◆ **DESCRIPTION OF THE TASK**
Only the lines from the one containing "Read out every word on this page." to the end of the records should be written out, exactly and with both ends included; pictures are excluded.
#### DATASET ROWS
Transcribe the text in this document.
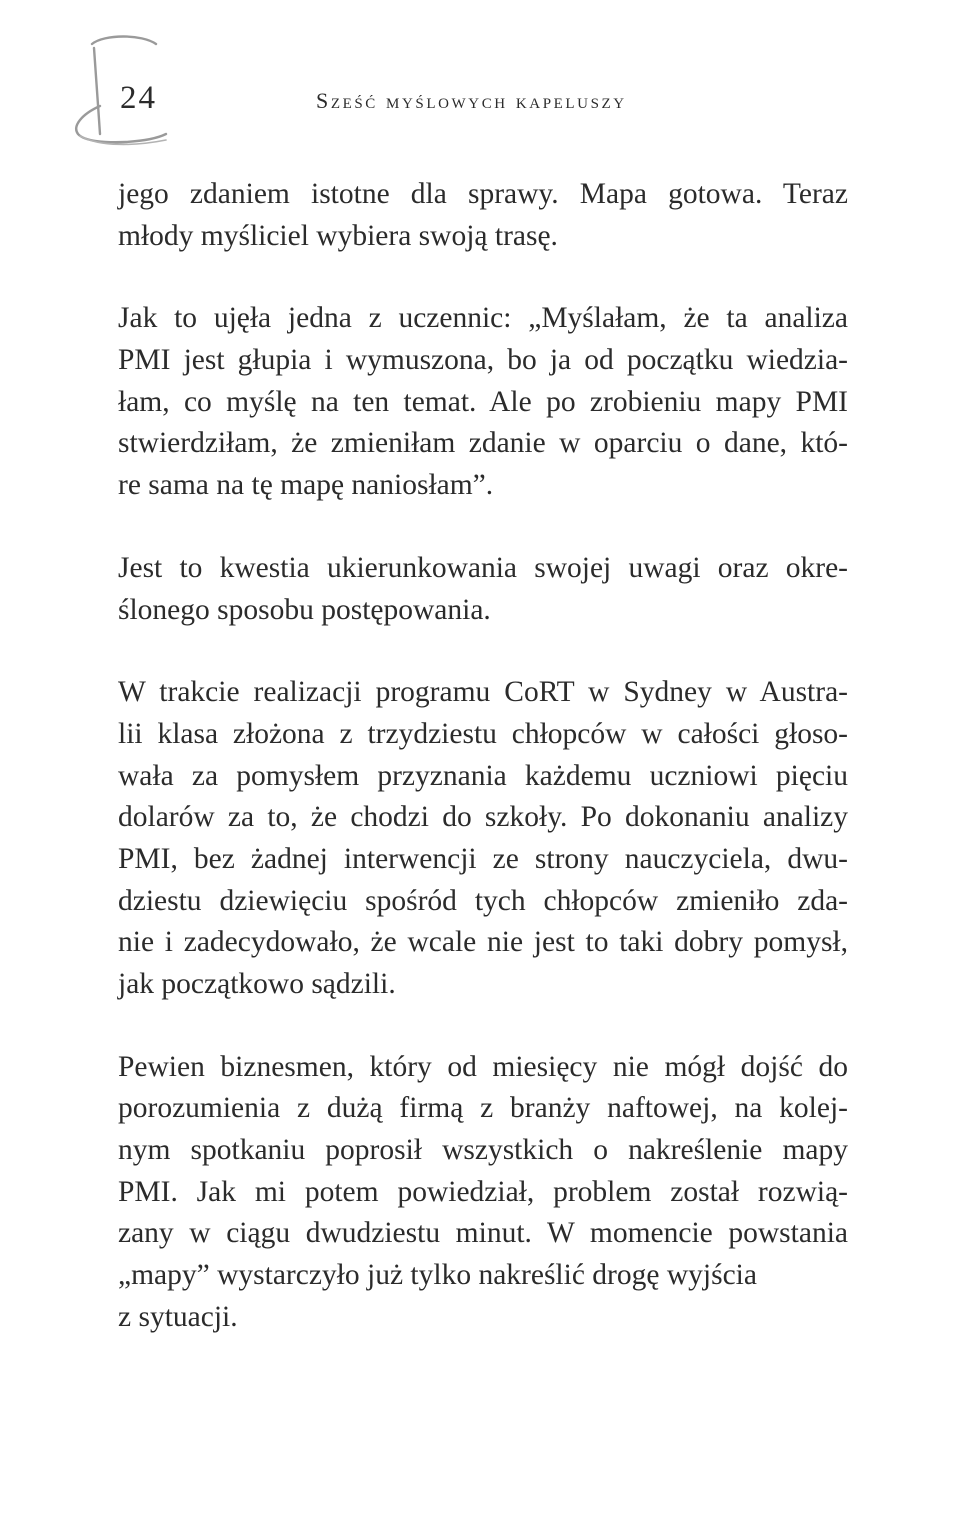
24	Sześć myślowych kapeluszy
jego zdaniem istotne dla sprawy. Mapa gotowa. Teraz
młody myśliciel wybiera swoją trasę.
Jak to ujęła jedna z uczennic: „Myślałam, że ta analiza
PMI jest głupia i wymuszona, bo ja od początku wiedzia-
łam, co myślę na ten temat. Ale po zrobieniu mapy PMI
stwierdziłam, że zmieniłam zdanie w oparciu o dane, któ-
re sama na tę mapę naniosłam”.
Jest to kwestia ukierunkowania swojej uwagi oraz okre-
ślonego sposobu postępowania.
W trakcie realizacji programu CoRT w Sydney w Austra-
lii klasa złożona z trzydziestu chłopców w całości głoso-
wała za pomysłem przyznania każdemu uczniowi pięciu
dolarów za to, że chodzi do szkoły. Po dokonaniu analizy
PMI, bez żadnej interwencji ze strony nauczyciela, dwu-
dziestu dziewięciu spośród tych chłopców zmieniło zda-
nie i zadecydowało, że wcale nie jest to taki dobry pomysł,
jak początkowo sądzili.
Pewien biznesmen, który od miesięcy nie mógł dojść do
porozumienia z dużą firmą z branży naftowej, na kolej-
nym spotkaniu poprosił wszystkich o nakreślenie mapy
PMI. Jak mi potem powiedział, problem został rozwią-
zany w ciągu dwudziestu minut. W momencie powstania
„mapy” wystarczyło już tylko nakreślić drogę wyjścia
z sytuacji.
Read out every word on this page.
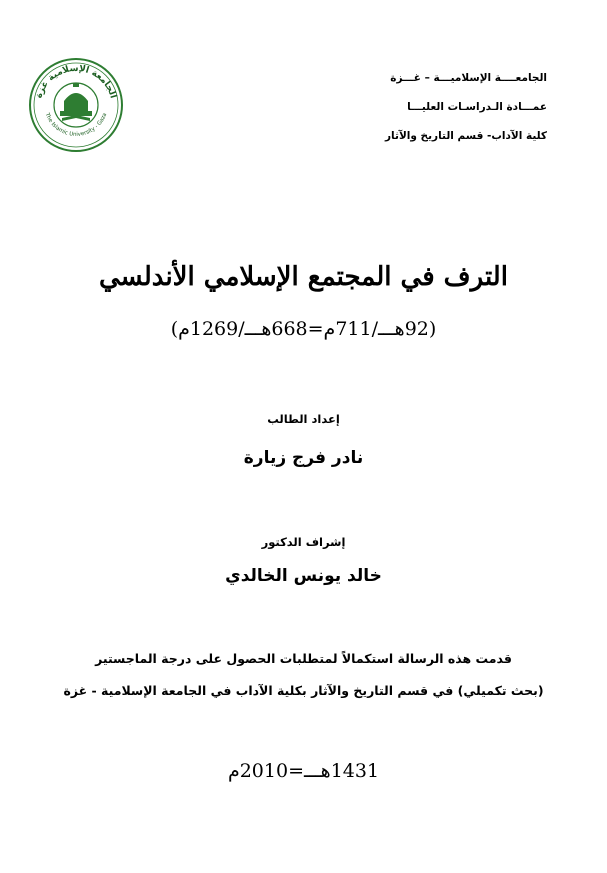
الجامعــــة الإسلاميـــة – غـــزة
عمـــادة الـدراسـات العليـــا
كلية الآداب- قسم التاريخ والآثار
الجامعة الإسلامية غزة
The Islamic University - Gaza
الترف في المجتمع الإسلامي الأندلسي
(92هـــ/711م=668هـــ/1269م)
إعداد الطالب
نادر فرج زيارة
إشراف الدكتور
خالد يونس الخالدي
قدمت هذه الرسالة استكمالاً لمتطلبات الحصول على درجة الماجستير
(بحث تكميلي) في قسم التاريخ والآثار بكلية الآداب في الجامعة الإسلامية - غزة
1431هـــ=2010م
########
◆ **ANSWER FOR THIS EXERCISE**
Read out every word on this page.
الجامعــــة الإسلاميـــة – غـــزة
عمـــادة الـدراسـات العليـــا
كلية الآداب- قسم التاريخ والآثار
الجامعة الإسلامية غزة
The Islamic University - Gaza
الترف في المجتمع الإسلامي الأندلسي
(92هـــ/711م=668هـــ/1269م)
إعداد الطالب
نادر فرج زيارة
إشراف الدكتور
خالد يونس الخالدي
قدمت هذه الرسالة استكمالاً لمتطلبات الحصول على درجة الماجستير
(بحث تكميلي) في قسم التاريخ والآثار بكلية الآداب في الجامعة الإسلامية - غزة
1431هـــ=2010م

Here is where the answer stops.